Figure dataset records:

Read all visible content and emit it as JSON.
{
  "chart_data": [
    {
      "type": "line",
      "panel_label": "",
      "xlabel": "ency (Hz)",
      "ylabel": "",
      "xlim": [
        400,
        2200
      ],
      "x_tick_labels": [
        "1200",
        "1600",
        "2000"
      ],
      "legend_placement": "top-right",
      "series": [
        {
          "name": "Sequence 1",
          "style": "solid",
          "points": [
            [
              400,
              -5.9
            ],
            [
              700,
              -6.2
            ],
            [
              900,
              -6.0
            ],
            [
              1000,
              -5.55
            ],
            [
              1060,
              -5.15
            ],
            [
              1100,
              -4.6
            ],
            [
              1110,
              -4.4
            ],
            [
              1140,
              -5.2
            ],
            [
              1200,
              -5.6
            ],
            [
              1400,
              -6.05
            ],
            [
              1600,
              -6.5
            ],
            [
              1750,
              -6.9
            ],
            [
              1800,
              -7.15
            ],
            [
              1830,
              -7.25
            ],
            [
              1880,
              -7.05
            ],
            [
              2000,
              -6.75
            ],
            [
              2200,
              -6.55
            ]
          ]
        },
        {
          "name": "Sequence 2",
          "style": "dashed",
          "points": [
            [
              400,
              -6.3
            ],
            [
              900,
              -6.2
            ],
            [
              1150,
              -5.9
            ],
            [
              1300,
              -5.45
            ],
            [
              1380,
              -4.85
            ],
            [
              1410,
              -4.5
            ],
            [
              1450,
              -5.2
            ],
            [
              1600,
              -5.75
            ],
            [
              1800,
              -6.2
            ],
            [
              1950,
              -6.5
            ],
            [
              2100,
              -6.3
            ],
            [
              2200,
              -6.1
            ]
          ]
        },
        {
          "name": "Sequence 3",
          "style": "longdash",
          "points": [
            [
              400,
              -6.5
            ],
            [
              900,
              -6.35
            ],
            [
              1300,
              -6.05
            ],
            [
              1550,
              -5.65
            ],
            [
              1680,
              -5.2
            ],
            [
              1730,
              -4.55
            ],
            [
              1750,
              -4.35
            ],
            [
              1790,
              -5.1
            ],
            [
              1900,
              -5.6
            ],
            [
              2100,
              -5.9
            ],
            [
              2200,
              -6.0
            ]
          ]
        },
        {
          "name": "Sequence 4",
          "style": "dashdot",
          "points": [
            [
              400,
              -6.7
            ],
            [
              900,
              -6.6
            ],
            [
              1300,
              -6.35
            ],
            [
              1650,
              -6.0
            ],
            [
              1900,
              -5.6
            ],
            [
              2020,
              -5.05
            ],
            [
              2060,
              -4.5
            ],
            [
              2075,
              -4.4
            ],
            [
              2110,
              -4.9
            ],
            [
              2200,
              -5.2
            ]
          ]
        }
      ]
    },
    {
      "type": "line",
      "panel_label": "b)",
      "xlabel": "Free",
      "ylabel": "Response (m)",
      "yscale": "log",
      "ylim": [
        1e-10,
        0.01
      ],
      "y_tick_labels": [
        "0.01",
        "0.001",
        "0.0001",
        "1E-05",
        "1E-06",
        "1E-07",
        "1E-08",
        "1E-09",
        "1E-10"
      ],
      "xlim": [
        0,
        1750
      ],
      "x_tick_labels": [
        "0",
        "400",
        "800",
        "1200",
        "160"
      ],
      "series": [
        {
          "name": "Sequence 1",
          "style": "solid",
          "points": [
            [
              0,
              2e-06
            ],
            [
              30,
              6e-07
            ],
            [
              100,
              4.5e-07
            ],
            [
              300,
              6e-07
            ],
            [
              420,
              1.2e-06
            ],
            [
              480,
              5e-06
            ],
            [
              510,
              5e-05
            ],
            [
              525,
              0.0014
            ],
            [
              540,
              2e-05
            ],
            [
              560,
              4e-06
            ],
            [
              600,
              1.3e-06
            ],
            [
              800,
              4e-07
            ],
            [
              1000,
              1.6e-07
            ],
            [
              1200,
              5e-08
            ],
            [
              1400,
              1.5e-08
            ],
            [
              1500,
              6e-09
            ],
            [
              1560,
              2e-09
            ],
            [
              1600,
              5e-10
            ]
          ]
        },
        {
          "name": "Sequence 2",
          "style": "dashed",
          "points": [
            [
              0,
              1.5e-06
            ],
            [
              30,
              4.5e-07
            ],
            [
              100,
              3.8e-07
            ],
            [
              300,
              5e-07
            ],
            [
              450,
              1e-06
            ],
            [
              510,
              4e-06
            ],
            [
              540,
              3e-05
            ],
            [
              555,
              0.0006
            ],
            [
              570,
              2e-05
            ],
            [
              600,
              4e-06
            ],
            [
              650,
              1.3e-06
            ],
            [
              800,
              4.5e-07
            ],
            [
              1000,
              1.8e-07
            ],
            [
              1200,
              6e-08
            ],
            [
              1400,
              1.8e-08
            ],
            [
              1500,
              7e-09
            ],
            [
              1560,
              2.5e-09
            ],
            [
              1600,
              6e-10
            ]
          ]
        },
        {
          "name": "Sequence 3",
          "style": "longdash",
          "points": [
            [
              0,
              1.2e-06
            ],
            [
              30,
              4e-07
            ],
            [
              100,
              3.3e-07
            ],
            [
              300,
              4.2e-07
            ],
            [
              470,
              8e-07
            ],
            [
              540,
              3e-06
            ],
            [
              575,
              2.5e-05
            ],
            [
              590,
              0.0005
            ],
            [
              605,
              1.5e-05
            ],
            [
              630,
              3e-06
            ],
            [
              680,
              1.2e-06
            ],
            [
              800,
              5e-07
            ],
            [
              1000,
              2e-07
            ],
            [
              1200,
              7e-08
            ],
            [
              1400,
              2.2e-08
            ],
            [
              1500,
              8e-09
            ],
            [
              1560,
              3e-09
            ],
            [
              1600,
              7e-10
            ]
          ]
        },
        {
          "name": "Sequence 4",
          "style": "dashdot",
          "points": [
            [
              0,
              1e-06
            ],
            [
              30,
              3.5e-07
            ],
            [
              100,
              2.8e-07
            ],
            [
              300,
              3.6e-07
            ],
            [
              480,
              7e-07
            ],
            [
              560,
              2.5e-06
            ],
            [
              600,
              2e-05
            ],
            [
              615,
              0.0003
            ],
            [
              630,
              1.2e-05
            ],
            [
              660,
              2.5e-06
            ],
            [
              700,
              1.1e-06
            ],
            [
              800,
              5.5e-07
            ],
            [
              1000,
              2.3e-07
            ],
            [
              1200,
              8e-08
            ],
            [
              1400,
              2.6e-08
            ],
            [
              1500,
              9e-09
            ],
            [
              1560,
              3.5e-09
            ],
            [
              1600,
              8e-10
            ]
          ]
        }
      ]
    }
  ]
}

EXERCISE INSTRUCTIONS:
Restate each record word for word.

RESPONSE TO THE EXERCISE:
Read all visible content and emit it as JSON.
{
  "chart_data": [
    {
      "type": "line",
      "panel_label": "",
      "xlabel": "ency (Hz)",
      "ylabel": "",
      "xlim": [
        400,
        2200
      ],
      "x_tick_labels": [
        "1200",
        "1600",
        "2000"
      ],
      "legend_placement": "top-right",
      "series": [
        {
          "name": "Sequence 1",
          "style": "solid",
          "points": [
            [
              400,
              -5.9
            ],
            [
              700,
              -6.2
            ],
            [
              900,
              -6.0
            ],
            [
              1000,
              -5.55
            ],
            [
              1060,
              -5.15
            ],
            [
              1100,
              -4.6
            ],
            [
              1110,
              -4.4
            ],
            [
              1140,
              -5.2
            ],
            [
              1200,
              -5.6
            ],
            [
              1400,
              -6.05
            ],
            [
              1600,
              -6.5
            ],
            [
              1750,
              -6.9
            ],
            [
              1800,
              -7.15
            ],
            [
              1830,
              -7.25
            ],
            [
              1880,
              -7.05
            ],
            [
              2000,
              -6.75
            ],
            [
              2200,
              -6.55
            ]
          ]
        },
        {
          "name": "Sequence 2",
          "style": "dashed",
          "points": [
            [
              400,
              -6.3
            ],
            [
              900,
              -6.2
            ],
            [
              1150,
              -5.9
            ],
            [
              1300,
              -5.45
            ],
            [
              1380,
              -4.85
            ],
            [
              1410,
              -4.5
            ],
            [
              1450,
              -5.2
            ],
            [
              1600,
              -5.75
            ],
            [
              1800,
              -6.2
            ],
            [
              1950,
              -6.5
            ],
            [
              2100,
              -6.3
            ],
            [
              2200,
              -6.1
            ]
          ]
        },
        {
          "name": "Sequence 3",
          "style": "longdash",
          "points": [
            [
              400,
              -6.5
            ],
            [
              900,
              -6.35
            ],
            [
              1300,
              -6.05
            ],
            [
              1550,
              -5.65
            ],
            [
              1680,
              -5.2
            ],
            [
              1730,
              -4.55
            ],
            [
              1750,
              -4.35
            ],
            [
              1790,
              -5.1
            ],
            [
              1900,
              -5.6
            ],
            [
              2100,
              -5.9
            ],
            [
              2200,
              -6.0
            ]
          ]
        },
        {
          "name": "Sequence 4",
          "style": "dashdot",
          "points": [
            [
              400,
              -6.7
            ],
            [
              900,
              -6.6
            ],
            [
              1300,
              -6.35
            ],
            [
              1650,
              -6.0
            ],
            [
              1900,
              -5.6
            ],
            [
              2020,
              -5.05
            ],
            [
              2060,
              -4.5
            ],
            [
              2075,
              -4.4
            ],
            [
              2110,
              -4.9
            ],
            [
              2200,
              -5.2
            ]
          ]
        }
      ]
    },
    {
      "type": "line",
      "panel_label": "b)",
      "xlabel": "Free",
      "ylabel": "Response (m)",
      "yscale": "log",
      "ylim": [
        1e-10,
        0.01
      ],
      "y_tick_labels": [
        "0.01",
        "0.001",
        "0.0001",
        "1E-05",
        "1E-06",
        "1E-07",
        "1E-08",
        "1E-09",
        "1E-10"
      ],
      "xlim": [
        0,
        1750
      ],
      "x_tick_labels": [
        "0",
        "400",
        "800",
        "1200",
        "160"
      ],
      "series": [
        {
          "name": "Sequence 1",
          "style": "solid",
          "points": [
            [
              0,
              2e-06
            ],
            [
              30,
              6e-07
            ],
            [
              100,
              4.5e-07
            ],
            [
              300,
              6e-07
            ],
            [
              420,
              1.2e-06
            ],
            [
              480,
              5e-06
            ],
            [
              510,
              5e-05
            ],
            [
              525,
              0.0014
            ],
            [
              540,
              2e-05
            ],
            [
              560,
              4e-06
            ],
            [
              600,
              1.3e-06
            ],
            [
              800,
              4e-07
            ],
            [
              1000,
              1.6e-07
            ],
            [
              1200,
              5e-08
            ],
            [
              1400,
              1.5e-08
            ],
            [
              1500,
              6e-09
            ],
            [
              1560,
              2e-09
            ],
            [
              1600,
              5e-10
            ]
          ]
        },
        {
          "name": "Sequence 2",
          "style": "dashed",
          "points": [
            [
              0,
              1.5e-06
            ],
            [
              30,
              4.5e-07
            ],
            [
              100,
              3.8e-07
            ],
            [
              300,
              5e-07
            ],
            [
              450,
              1e-06
            ],
            [
              510,
              4e-06
            ],
            [
              540,
              3e-05
            ],
            [
              555,
              0.0006
            ],
            [
              570,
              2e-05
            ],
            [
              600,
              4e-06
            ],
            [
              650,
              1.3e-06
            ],
            [
              800,
              4.5e-07
            ],
            [
              1000,
              1.8e-07
            ],
            [
              1200,
              6e-08
            ],
            [
              1400,
              1.8e-08
            ],
            [
              1500,
              7e-09
            ],
            [
              1560,
              2.5e-09
            ],
            [
              1600,
              6e-10
            ]
          ]
        },
        {
          "name": "Sequence 3",
          "style": "longdash",
          "points": [
            [
              0,
              1.2e-06
            ],
            [
              30,
              4e-07
            ],
            [
              100,
              3.3e-07
            ],
            [
              300,
              4.2e-07
            ],
            [
              470,
              8e-07
            ],
            [
              540,
              3e-06
            ],
            [
              575,
              2.5e-05
            ],
            [
              590,
              0.0005
            ],
            [
              605,
              1.5e-05
            ],
            [
              630,
              3e-06
            ],
            [
              680,
              1.2e-06
            ],
            [
              800,
              5e-07
            ],
            [
              1000,
              2e-07
            ],
            [
              1200,
              7e-08
            ],
            [
              1400,
              2.2e-08
            ],
            [
              1500,
              8e-09
            ],
            [
              1560,
              3e-09
            ],
            [
              1600,
              7e-10
            ]
          ]
        },
        {
          "name": "Sequence 4",
          "style": "dashdot",
          "points": [
            [
              0,
              1e-06
            ],
            [
              30,
              3.5e-07
            ],
            [
              100,
              2.8e-07
            ],
            [
              300,
              3.6e-07
            ],
            [
              480,
              7e-07
            ],
            [
              560,
              2.5e-06
            ],
            [
              600,
              2e-05
            ],
            [
              615,
              0.0003
            ],
            [
              630,
              1.2e-05
            ],
            [
              660,
              2.5e-06
            ],
            [
              700,
              1.1e-06
            ],
            [
              800,
              5.5e-07
            ],
            [
              1000,
              2.3e-07
            ],
            [
              1200,
              8e-08
            ],
            [
              1400,
              2.6e-08
            ],
            [
              1500,
              9e-09
            ],
            [
              1560,
              3.5e-09
            ],
            [
              1600,
              8e-10
            ]
          ]
        }
      ]
    }
  ]
}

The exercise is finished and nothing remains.